[Collected data entries]
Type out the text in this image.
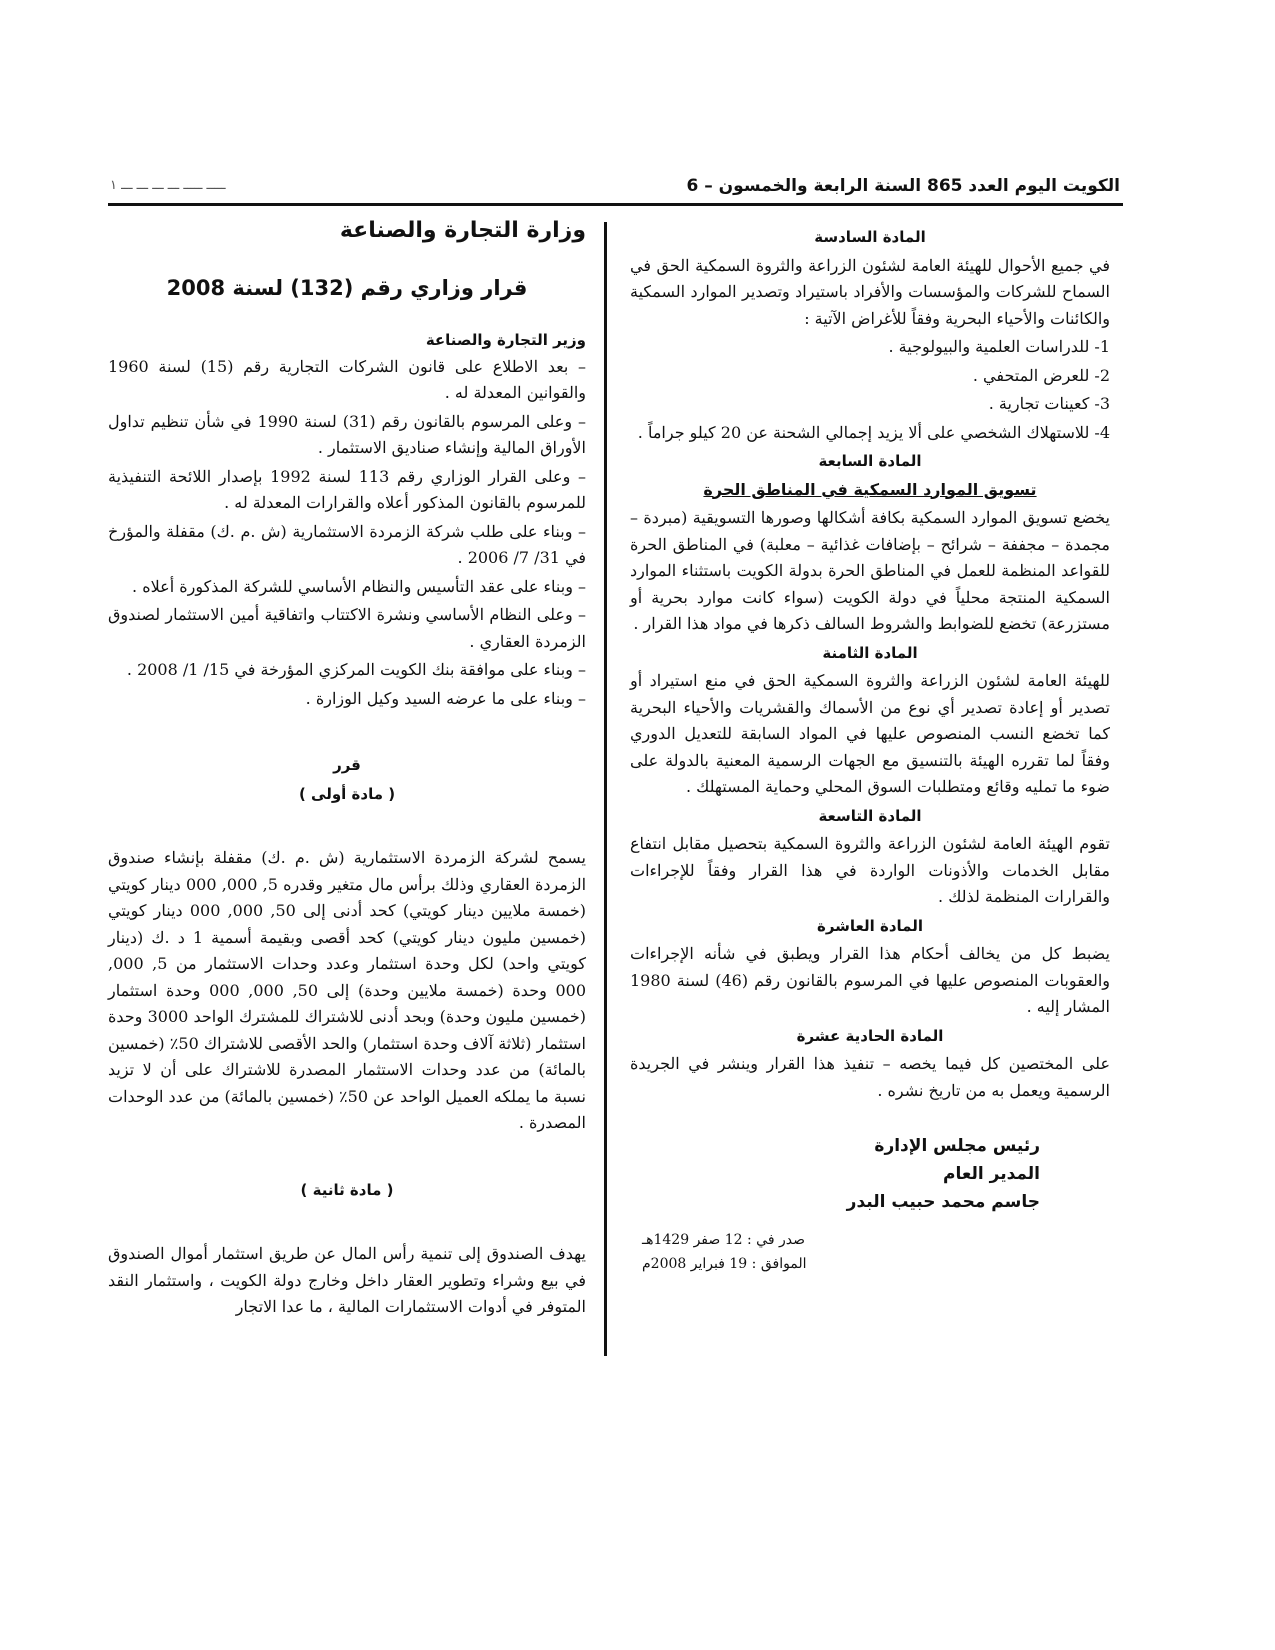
ـــــ ـــــ ـــ ـــ ـــ ـــ ١	الكويت اليوم العدد 865 السنة الرابعة والخمسون – 6

المادة السادسة

في جميع الأحوال للهيئة العامة لشئون الزراعة والثروة السمكية الحق في السماح للشركات والمؤسسات والأفراد باستيراد وتصدير الموارد السمكية والكائنات والأحياء البحرية وفقاً للأغراض الآتية :

1- للدراسات العلمية والبيولوجية .

2- للعرض المتحفي .

3- كعينات تجارية .

4- للاستهلاك الشخصي على ألا يزيد إجمالي الشحنة عن 20 كيلو جراماً .

المادة السابعة

تسويق الموارد السمكية في المناطق الحرة

يخضع تسويق الموارد السمكية بكافة أشكالها وصورها التسويقية (مبردة – مجمدة – مجففة – شرائح – بإضافات غذائية – معلبة) في المناطق الحرة للقواعد المنظمة للعمل في المناطق الحرة بدولة الكويت باستثناء الموارد السمكية المنتجة محلياً في دولة الكويت (سواء كانت موارد بحرية أو مستزرعة) تخضع للضوابط والشروط السالف ذكرها في مواد هذا القرار .

المادة الثامنة

للهيئة العامة لشئون الزراعة والثروة السمكية الحق في منع استيراد أو تصدير أو إعادة تصدير أي نوع من الأسماك والقشريات والأحياء البحرية كما تخضع النسب المنصوص عليها في المواد السابقة للتعديل الدوري وفقاً لما تقرره الهيئة بالتنسيق مع الجهات الرسمية المعنية بالدولة على ضوء ما تمليه وقائع ومتطلبات السوق المحلي وحماية المستهلك .

المادة التاسعة

تقوم الهيئة العامة لشئون الزراعة والثروة السمكية بتحصيل مقابل انتفاع مقابل الخدمات والأذونات الواردة في هذا القرار وفقاً للإجراءات والقرارات المنظمة لذلك .

المادة العاشرة

يضبط كل من يخالف أحكام هذا القرار ويطبق في شأنه الإجراءات والعقوبات المنصوص عليها في المرسوم بالقانون رقم (46) لسنة 1980 المشار إليه .

المادة الحادية عشرة

على المختصين كل فيما يخصه – تنفيذ هذا القرار وينشر في الجريدة الرسمية ويعمل به من تاريخ نشره .

رئيس مجلس الإدارة

المدير العام

جاسم محمد حبيب البدر

صدر في : 12 صفر 1429هـ

الموافق : 19 فبراير 2008م

وزارة التجارة والصناعة

قرار وزاري رقم (132) لسنة 2008

وزير التجارة والصناعة

– بعد الاطلاع على قانون الشركات التجارية رقم (15) لسنة 1960 والقوانين المعدلة له .

– وعلى المرسوم بالقانون رقم (31) لسنة 1990 في شأن تنظيم تداول الأوراق المالية وإنشاء صناديق الاستثمار .

– وعلى القرار الوزاري رقم 113 لسنة 1992 بإصدار اللائحة التنفيذية للمرسوم بالقانون المذكور أعلاه والقرارات المعدلة له .

– وبناء على طلب شركة الزمردة الاستثمارية (ش .م .ك) مقفلة والمؤرخ في 31/ 7/ 2006 .

– وبناء على عقد التأسيس والنظام الأساسي للشركة المذكورة أعلاه .

– وعلى النظام الأساسي ونشرة الاكتتاب واتفاقية أمين الاستثمار لصندوق الزمردة العقاري .

– وبناء على موافقة بنك الكويت المركزي المؤرخة في 15/ 1/ 2008 .

– وبناء على ما عرضه السيد وكيل الوزارة .

قرر

( مادة أولى )

يسمح لشركة الزمردة الاستثمارية (ش .م .ك) مقفلة بإنشاء صندوق الزمردة العقاري وذلك برأس مال متغير وقدره 5, 000, 000 دينار كويتي (خمسة ملايين دينار كويتي) كحد أدنى إلى 50, 000, 000 دينار كويتي (خمسين مليون دينار كويتي) كحد أقصى وبقيمة أسمية 1 د .ك (دينار كويتي واحد) لكل وحدة استثمار وعدد وحدات الاستثمار من 5, 000, 000 وحدة (خمسة ملايين وحدة) إلى 50, 000, 000 وحدة استثمار (خمسين مليون وحدة) وبحد أدنى للاشتراك للمشترك الواحد 3000 وحدة استثمار (ثلاثة آلاف وحدة استثمار) والحد الأقصى للاشتراك 50٪ (خمسين بالمائة) من عدد وحدات الاستثمار المصدرة للاشتراك على أن لا تزيد نسبة ما يملكه العميل الواحد عن 50٪ (خمسين بالمائة) من عدد الوحدات المصدرة .

( مادة ثانية )

يهدف الصندوق إلى تنمية رأس المال عن طريق استثمار أموال الصندوق في بيع وشراء وتطوير العقار داخل وخارج دولة الكويت ، واستثمار النقد المتوفر في أدوات الاستثمارات المالية ، ما عدا الاتجار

(Task instructions) Find each line holding the string "المادة" and copy it out.

(Task output)
المادة السادسة
المادة السابعة
المادة الثامنة
المادة التاسعة
المادة العاشرة
المادة الحادية عشرة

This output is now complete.